**Written task**
Extract every line below that contains the word "this".
** BEGIN Exercise materials **
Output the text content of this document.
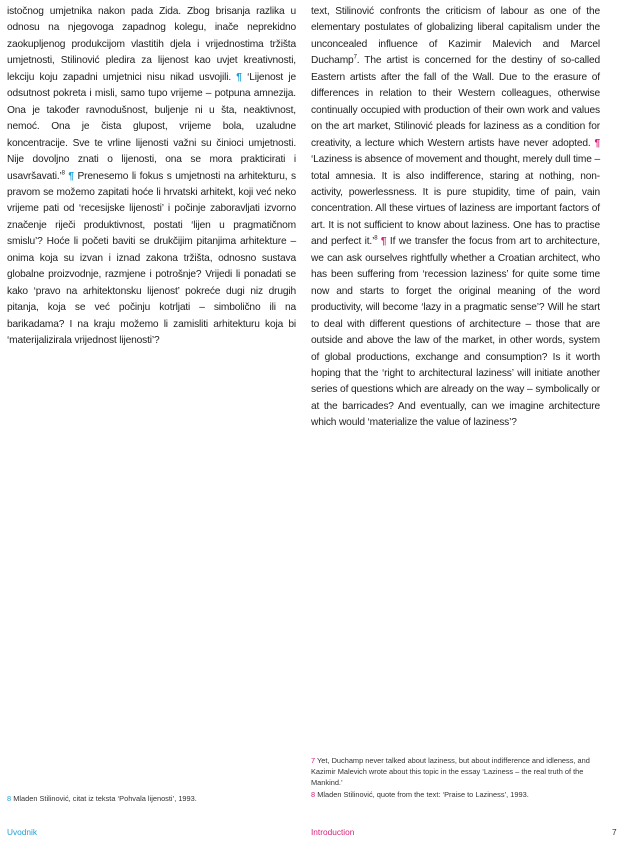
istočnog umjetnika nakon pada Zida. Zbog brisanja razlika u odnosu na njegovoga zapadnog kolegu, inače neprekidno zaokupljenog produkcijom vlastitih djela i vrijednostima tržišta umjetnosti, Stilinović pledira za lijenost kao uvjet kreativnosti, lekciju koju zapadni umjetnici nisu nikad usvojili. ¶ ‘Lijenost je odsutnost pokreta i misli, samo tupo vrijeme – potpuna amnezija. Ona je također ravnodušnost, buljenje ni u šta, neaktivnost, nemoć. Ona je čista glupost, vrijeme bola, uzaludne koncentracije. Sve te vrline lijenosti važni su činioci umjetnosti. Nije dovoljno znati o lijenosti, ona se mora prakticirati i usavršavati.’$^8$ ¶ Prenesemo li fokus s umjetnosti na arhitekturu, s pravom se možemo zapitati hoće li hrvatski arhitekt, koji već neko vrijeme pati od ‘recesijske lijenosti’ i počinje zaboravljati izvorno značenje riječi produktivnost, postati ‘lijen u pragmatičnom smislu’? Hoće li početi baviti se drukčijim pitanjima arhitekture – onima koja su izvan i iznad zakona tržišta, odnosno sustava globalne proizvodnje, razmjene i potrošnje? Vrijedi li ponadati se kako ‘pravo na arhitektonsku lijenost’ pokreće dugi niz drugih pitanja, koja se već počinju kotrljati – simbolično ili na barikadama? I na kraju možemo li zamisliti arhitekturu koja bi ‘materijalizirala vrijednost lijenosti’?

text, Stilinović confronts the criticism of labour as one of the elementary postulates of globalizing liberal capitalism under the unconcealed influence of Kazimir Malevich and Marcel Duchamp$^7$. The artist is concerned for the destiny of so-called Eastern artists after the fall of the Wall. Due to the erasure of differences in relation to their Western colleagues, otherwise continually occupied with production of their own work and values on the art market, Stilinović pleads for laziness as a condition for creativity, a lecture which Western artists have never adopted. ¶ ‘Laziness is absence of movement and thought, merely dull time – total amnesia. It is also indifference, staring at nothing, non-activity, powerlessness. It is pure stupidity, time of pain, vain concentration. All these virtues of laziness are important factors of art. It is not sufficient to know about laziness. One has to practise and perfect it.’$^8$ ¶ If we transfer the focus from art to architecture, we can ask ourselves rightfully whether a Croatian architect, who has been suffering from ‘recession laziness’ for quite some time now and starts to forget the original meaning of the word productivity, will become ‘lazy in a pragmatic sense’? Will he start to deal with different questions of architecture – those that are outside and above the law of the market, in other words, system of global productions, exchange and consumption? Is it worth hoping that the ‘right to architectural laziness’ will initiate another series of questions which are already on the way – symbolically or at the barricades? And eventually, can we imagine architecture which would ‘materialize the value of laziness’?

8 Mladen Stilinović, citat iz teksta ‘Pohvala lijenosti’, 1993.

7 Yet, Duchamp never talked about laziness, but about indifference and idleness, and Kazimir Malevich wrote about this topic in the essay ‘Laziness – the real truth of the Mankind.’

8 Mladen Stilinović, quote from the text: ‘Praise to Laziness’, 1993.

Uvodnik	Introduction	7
** END Exercise materials **
** BEGIN Exercise materials **
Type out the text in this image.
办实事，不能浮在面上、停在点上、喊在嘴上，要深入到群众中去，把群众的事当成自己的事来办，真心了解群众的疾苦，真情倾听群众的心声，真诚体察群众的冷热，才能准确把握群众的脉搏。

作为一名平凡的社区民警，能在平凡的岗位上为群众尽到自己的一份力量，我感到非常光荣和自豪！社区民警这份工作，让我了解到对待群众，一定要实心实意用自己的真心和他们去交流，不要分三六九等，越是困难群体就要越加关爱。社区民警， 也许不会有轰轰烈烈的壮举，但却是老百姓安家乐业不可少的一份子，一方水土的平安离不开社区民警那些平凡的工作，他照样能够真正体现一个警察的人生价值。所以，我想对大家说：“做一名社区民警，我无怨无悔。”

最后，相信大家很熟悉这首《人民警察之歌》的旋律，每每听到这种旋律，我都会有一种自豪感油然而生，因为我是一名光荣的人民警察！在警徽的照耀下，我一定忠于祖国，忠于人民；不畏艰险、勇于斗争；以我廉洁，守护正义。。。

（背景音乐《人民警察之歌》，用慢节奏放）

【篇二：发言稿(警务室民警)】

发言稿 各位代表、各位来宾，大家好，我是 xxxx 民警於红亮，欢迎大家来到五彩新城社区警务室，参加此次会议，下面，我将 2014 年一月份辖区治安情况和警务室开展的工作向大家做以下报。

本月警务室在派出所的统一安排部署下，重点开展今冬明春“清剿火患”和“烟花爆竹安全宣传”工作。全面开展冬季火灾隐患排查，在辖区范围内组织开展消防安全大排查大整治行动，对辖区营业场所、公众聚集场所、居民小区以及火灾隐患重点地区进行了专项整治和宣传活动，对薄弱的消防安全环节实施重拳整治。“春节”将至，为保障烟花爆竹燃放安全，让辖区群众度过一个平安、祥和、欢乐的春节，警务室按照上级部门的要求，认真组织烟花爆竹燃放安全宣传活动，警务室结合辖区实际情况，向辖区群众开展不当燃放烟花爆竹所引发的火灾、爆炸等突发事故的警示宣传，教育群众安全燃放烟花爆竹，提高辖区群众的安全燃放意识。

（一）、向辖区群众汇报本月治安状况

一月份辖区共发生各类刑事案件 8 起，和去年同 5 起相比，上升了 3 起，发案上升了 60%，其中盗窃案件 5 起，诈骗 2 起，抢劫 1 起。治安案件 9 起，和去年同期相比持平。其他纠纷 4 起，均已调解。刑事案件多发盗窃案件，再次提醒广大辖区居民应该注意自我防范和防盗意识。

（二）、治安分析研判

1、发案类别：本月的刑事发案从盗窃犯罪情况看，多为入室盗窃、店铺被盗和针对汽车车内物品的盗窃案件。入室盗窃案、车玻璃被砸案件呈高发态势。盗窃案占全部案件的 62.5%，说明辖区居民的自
** END Exercise materials **
** BEGIN Exercise materials **
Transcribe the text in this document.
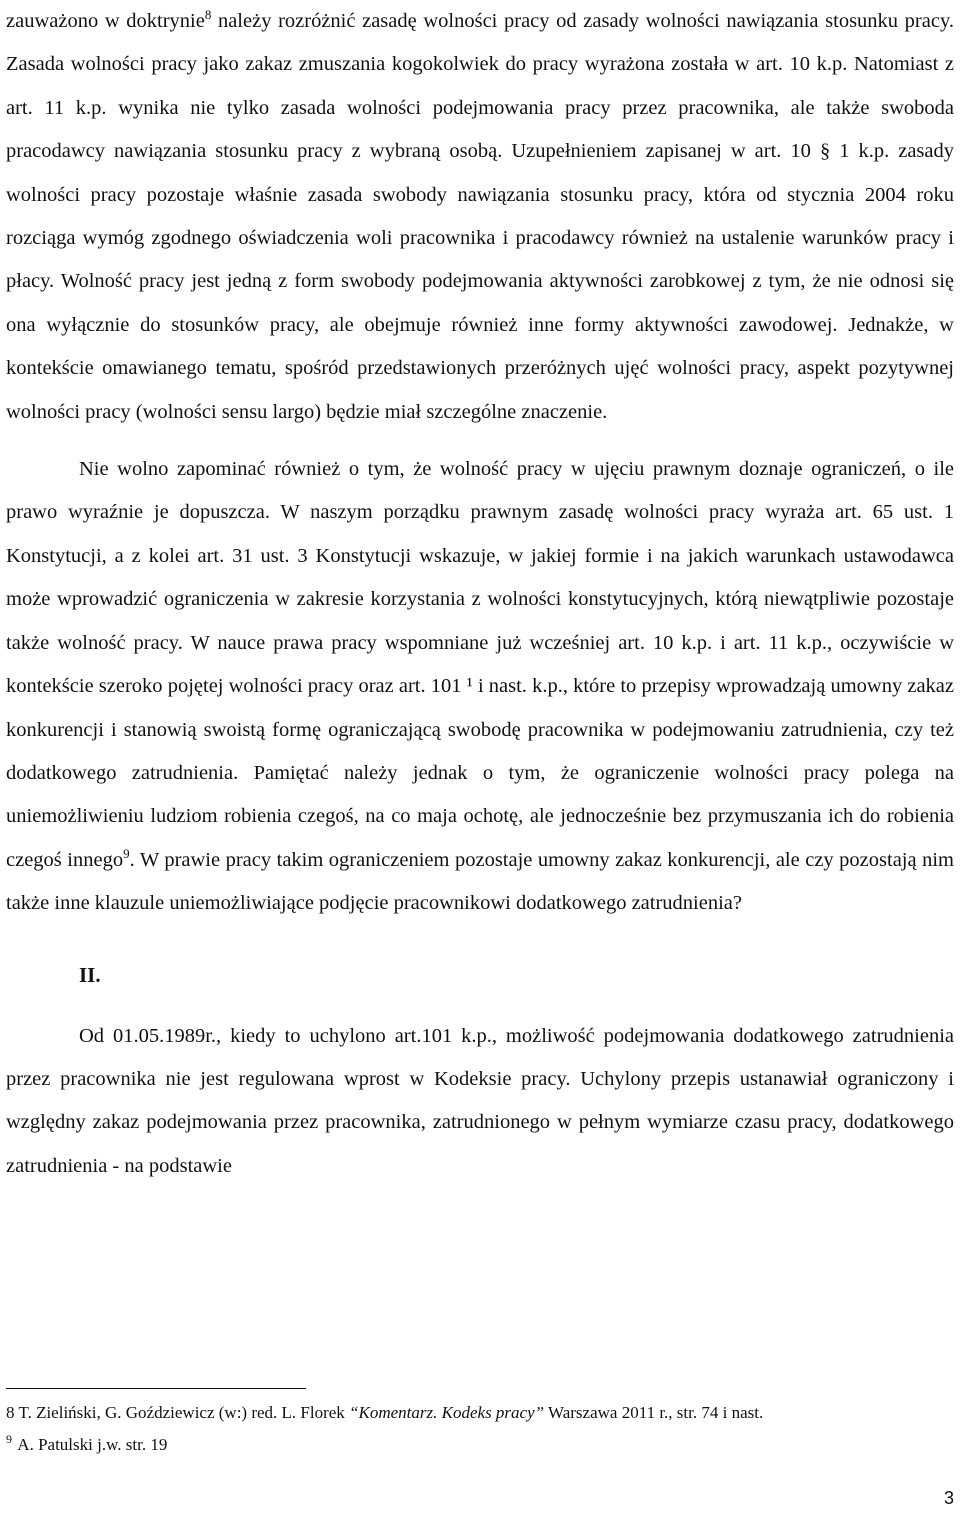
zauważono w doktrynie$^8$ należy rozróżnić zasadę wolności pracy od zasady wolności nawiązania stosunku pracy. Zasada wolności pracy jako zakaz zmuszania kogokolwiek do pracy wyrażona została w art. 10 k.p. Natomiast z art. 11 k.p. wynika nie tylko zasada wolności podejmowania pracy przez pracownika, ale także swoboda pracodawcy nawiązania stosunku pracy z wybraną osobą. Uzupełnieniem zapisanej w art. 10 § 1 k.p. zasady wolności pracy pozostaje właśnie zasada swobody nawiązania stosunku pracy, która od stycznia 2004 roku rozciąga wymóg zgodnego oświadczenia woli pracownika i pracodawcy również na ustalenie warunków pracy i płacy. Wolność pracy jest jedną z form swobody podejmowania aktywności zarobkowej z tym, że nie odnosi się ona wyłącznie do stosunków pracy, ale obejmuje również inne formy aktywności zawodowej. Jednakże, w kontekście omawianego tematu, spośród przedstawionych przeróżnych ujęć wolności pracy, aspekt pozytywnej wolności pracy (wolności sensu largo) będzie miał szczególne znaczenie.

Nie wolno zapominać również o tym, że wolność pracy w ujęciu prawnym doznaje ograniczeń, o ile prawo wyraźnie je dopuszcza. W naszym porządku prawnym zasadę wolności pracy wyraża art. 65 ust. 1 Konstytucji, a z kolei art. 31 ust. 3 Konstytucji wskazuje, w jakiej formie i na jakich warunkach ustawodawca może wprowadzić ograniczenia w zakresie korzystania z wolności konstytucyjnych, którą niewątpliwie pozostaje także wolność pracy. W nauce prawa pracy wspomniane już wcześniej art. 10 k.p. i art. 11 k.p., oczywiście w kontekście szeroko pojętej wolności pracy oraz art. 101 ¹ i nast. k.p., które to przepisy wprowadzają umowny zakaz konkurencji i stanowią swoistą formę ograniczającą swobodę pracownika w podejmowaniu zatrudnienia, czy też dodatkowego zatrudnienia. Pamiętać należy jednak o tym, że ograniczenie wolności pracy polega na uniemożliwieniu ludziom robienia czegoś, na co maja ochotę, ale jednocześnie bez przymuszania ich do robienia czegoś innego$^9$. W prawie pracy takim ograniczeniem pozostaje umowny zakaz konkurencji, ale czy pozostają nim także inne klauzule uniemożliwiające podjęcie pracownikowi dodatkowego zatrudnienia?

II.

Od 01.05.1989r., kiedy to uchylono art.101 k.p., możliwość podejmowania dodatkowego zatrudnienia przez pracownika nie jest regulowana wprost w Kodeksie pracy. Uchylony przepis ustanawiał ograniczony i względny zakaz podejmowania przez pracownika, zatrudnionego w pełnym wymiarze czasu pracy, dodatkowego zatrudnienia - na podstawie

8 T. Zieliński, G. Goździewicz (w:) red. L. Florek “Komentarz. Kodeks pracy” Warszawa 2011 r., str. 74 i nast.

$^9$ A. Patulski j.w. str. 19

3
** END Exercise materials **
**Solution to the problem**
Output the text content of this document.
7 Yet, Duchamp never talked about laziness, but about indifference and idleness, and Kazimir Malevich wrote about this topic in the essay ‘Laziness – the real truth of the Mankind.’
Type out the text in this image.
Transcribe the text in this document.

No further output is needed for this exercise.